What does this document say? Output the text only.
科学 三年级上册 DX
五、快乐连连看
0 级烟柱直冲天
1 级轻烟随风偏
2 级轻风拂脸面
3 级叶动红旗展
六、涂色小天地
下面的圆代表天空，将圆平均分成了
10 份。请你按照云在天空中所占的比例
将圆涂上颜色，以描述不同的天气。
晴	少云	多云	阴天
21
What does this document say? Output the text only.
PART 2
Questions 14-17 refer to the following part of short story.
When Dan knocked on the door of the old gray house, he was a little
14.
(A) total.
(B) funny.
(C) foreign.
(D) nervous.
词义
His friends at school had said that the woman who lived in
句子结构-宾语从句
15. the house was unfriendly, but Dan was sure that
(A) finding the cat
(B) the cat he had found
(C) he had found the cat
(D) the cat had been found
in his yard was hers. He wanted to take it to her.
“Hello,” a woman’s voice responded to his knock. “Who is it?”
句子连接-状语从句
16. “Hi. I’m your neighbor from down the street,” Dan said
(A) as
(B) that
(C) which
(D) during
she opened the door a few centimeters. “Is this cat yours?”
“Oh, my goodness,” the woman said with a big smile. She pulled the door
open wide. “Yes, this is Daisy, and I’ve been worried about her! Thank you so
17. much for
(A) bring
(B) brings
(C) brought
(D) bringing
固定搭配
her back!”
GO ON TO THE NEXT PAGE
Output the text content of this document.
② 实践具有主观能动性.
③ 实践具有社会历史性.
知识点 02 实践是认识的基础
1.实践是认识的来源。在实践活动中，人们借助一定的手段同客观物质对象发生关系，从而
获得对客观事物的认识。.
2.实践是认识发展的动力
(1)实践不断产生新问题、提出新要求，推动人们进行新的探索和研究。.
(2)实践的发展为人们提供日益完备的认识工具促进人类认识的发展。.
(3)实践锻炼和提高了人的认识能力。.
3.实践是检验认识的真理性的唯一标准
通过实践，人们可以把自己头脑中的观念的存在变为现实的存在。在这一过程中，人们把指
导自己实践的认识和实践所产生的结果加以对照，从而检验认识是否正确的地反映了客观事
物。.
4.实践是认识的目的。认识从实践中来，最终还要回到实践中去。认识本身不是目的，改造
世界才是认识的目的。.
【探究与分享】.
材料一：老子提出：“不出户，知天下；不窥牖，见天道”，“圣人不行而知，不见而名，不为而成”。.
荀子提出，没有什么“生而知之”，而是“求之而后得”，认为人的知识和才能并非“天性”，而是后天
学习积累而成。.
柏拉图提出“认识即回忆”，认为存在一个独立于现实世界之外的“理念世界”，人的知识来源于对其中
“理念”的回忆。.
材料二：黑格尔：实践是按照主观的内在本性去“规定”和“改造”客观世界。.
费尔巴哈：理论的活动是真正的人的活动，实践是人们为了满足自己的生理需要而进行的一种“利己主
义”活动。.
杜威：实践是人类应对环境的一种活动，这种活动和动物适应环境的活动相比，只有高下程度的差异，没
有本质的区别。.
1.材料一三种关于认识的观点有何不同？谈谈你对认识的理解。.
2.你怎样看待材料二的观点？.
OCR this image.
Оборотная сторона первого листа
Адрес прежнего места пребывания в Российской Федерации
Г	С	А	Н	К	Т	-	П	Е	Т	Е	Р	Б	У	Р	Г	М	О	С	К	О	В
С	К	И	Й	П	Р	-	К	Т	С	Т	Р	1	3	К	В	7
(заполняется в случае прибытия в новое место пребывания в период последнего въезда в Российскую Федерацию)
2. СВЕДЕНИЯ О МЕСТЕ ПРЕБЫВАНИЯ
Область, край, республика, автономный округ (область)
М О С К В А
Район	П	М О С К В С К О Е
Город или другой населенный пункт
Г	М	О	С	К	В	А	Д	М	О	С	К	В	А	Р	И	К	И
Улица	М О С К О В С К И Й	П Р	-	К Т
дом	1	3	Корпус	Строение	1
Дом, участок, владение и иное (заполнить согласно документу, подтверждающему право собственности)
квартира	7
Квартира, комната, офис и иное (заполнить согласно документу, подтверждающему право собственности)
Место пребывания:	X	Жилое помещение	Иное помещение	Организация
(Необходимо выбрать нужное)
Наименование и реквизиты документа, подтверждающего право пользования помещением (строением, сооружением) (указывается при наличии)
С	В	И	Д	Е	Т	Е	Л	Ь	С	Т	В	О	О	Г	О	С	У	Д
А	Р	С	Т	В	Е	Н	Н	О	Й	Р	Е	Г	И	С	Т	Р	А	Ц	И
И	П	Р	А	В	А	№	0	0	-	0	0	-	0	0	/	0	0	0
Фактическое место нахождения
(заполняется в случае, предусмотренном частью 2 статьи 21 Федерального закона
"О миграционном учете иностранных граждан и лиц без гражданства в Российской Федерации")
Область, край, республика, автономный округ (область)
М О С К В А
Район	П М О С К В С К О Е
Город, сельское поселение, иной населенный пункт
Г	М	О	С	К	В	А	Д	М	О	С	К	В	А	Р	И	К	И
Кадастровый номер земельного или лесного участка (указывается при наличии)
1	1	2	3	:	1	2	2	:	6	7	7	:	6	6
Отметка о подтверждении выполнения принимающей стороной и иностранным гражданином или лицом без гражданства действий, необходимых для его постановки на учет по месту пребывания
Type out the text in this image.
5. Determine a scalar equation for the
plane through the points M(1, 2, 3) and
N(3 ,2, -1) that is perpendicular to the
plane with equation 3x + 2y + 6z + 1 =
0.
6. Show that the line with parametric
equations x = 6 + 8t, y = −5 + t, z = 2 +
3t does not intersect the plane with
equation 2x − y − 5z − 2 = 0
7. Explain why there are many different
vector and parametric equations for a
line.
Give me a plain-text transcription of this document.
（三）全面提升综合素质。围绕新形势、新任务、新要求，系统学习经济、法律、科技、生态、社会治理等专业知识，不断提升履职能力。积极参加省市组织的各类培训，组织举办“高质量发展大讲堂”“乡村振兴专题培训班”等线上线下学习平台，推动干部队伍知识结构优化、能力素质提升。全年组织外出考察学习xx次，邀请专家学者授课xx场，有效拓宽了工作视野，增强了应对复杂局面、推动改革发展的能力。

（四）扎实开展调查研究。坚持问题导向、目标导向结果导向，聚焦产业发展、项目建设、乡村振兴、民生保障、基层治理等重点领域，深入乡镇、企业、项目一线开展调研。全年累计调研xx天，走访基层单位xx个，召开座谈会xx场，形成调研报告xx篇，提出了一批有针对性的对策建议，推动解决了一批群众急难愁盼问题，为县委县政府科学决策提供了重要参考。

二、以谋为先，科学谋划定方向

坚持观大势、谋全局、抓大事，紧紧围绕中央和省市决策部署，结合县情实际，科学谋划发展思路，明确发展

· · · · ·

→ **What you need to do**
Repeat every record, exactly as written.

→ **Task answer**
What does this document say? Output the text only.
科学 三年级上册 DX
五、快乐连连看
0 级烟柱直冲天
1 级轻烟随风偏
2 级轻风拂脸面
3 级叶动红旗展
六、涂色小天地
下面的圆代表天空，将圆平均分成了
10 份。请你按照云在天空中所占的比例
将圆涂上颜色，以描述不同的天气。
晴	少云	多云	阴天
21
What does this document say? Output the text only.
PART 2
Questions 14-17 refer to the following part of short story.
When Dan knocked on the door of the old gray house, he was a little
14.
(A) total.
(B) funny.
(C) foreign.
(D) nervous.
词义
His friends at school had said that the woman who lived in
句子结构-宾语从句
15. the house was unfriendly, but Dan was sure that
(A) finding the cat
(B) the cat he had found
(C) he had found the cat
(D) the cat had been found
in his yard was hers. He wanted to take it to her.
“Hello,” a woman’s voice responded to his knock. “Who is it?”
句子连接-状语从句
16. “Hi. I’m your neighbor from down the street,” Dan said
(A) as
(B) that
(C) which
(D) during
she opened the door a few centimeters. “Is this cat yours?”
“Oh, my goodness,” the woman said with a big smile. She pulled the door
open wide. “Yes, this is Daisy, and I’ve been worried about her! Thank you so
17. much for
(A) bring
(B) brings
(C) brought
(D) bringing
固定搭配
her back!”
GO ON TO THE NEXT PAGE
Output the text content of this document.
② 实践具有主观能动性.
③ 实践具有社会历史性.
知识点 02 实践是认识的基础
1.实践是认识的来源。在实践活动中，人们借助一定的手段同客观物质对象发生关系，从而
获得对客观事物的认识。.
2.实践是认识发展的动力
(1)实践不断产生新问题、提出新要求，推动人们进行新的探索和研究。.
(2)实践的发展为人们提供日益完备的认识工具促进人类认识的发展。.
(3)实践锻炼和提高了人的认识能力。.
3.实践是检验认识的真理性的唯一标准
通过实践，人们可以把自己头脑中的观念的存在变为现实的存在。在这一过程中，人们把指
导自己实践的认识和实践所产生的结果加以对照，从而检验认识是否正确的地反映了客观事
物。.
4.实践是认识的目的。认识从实践中来，最终还要回到实践中去。认识本身不是目的，改造
世界才是认识的目的。.
【探究与分享】.
材料一：老子提出：“不出户，知天下；不窥牖，见天道”，“圣人不行而知，不见而名，不为而成”。.
荀子提出，没有什么“生而知之”，而是“求之而后得”，认为人的知识和才能并非“天性”，而是后天
学习积累而成。.
柏拉图提出“认识即回忆”，认为存在一个独立于现实世界之外的“理念世界”，人的知识来源于对其中
“理念”的回忆。.
材料二：黑格尔：实践是按照主观的内在本性去“规定”和“改造”客观世界。.
费尔巴哈：理论的活动是真正的人的活动，实践是人们为了满足自己的生理需要而进行的一种“利己主
义”活动。.
杜威：实践是人类应对环境的一种活动，这种活动和动物适应环境的活动相比，只有高下程度的差异，没
有本质的区别。.
1.材料一三种关于认识的观点有何不同？谈谈你对认识的理解。.
2.你怎样看待材料二的观点？.
OCR this image.
Оборотная сторона первого листа
Адрес прежнего места пребывания в Российской Федерации
Г	С	А	Н	К	Т	-	П	Е	Т	Е	Р	Б	У	Р	Г	М	О	С	К	О	В
С	К	И	Й	П	Р	-	К	Т	С	Т	Р	1	3	К	В	7
(заполняется в случае прибытия в новое место пребывания в период последнего въезда в Российскую Федерацию)
2. СВЕДЕНИЯ О МЕСТЕ ПРЕБЫВАНИЯ
Область, край, республика, автономный округ (область)
М О С К В А
Район	П	М О С К В С К О Е
Город или другой населенный пункт
Г	М	О	С	К	В	А	Д	М	О	С	К	В	А	Р	И	К	И
Улица	М О С К О В С К И Й	П Р	-	К Т
дом	1	3	Корпус	Строение	1
Дом, участок, владение и иное (заполнить согласно документу, подтверждающему право собственности)
квартира	7
Квартира, комната, офис и иное (заполнить согласно документу, подтверждающему право собственности)
Место пребывания:	X	Жилое помещение	Иное помещение	Организация
(Необходимо выбрать нужное)
Наименование и реквизиты документа, подтверждающего право пользования помещением (строением, сооружением) (указывается при наличии)
С	В	И	Д	Е	Т	Е	Л	Ь	С	Т	В	О	О	Г	О	С	У	Д
А	Р	С	Т	В	Е	Н	Н	О	Й	Р	Е	Г	И	С	Т	Р	А	Ц	И
И	П	Р	А	В	А	№	0	0	-	0	0	-	0	0	/	0	0	0
Фактическое место нахождения
(заполняется в случае, предусмотренном частью 2 статьи 21 Федерального закона
"О миграционном учете иностранных граждан и лиц без гражданства в Российской Федерации")
Область, край, республика, автономный округ (область)
М О С К В А
Район	П М О С К В С К О Е
Город, сельское поселение, иной населенный пункт
Г	М	О	С	К	В	А	Д	М	О	С	К	В	А	Р	И	К	И
Кадастровый номер земельного или лесного участка (указывается при наличии)
1	1	2	3	:	1	2	2	:	6	7	7	:	6	6
Отметка о подтверждении выполнения принимающей стороной и иностранным гражданином или лицом без гражданства действий, необходимых для его постановки на учет по месту пребывания
Type out the text in this image.
5. Determine a scalar equation for the
plane through the points M(1, 2, 3) and
N(3 ,2, -1) that is perpendicular to the
plane with equation 3x + 2y + 6z + 1 =
0.
6. Show that the line with parametric
equations x = 6 + 8t, y = −5 + t, z = 2 +
3t does not intersect the plane with
equation 2x − y − 5z − 2 = 0
7. Explain why there are many different
vector and parametric equations for a
line.
Give me a plain-text transcription of this document.
（三）全面提升综合素质。围绕新形势、新任务、新要求，系统学习经济、法律、科技、生态、社会治理等专业知识，不断提升履职能力。积极参加省市组织的各类培训，组织举办“高质量发展大讲堂”“乡村振兴专题培训班”等线上线下学习平台，推动干部队伍知识结构优化、能力素质提升。全年组织外出考察学习xx次，邀请专家学者授课xx场，有效拓宽了工作视野，增强了应对复杂局面、推动改革发展的能力。

（四）扎实开展调查研究。坚持问题导向、目标导向结果导向，聚焦产业发展、项目建设、乡村振兴、民生保障、基层治理等重点领域，深入乡镇、企业、项目一线开展调研。全年累计调研xx天，走访基层单位xx个，召开座谈会xx场，形成调研报告xx篇，提出了一批有针对性的对策建议，推动解决了一批群众急难愁盼问题，为县委县政府科学决策提供了重要参考。

二、以谋为先，科学谋划定方向

坚持观大势、谋全局、抓大事，紧紧围绕中央和省市决策部署，结合县情实际，科学谋划发展思路，明确发展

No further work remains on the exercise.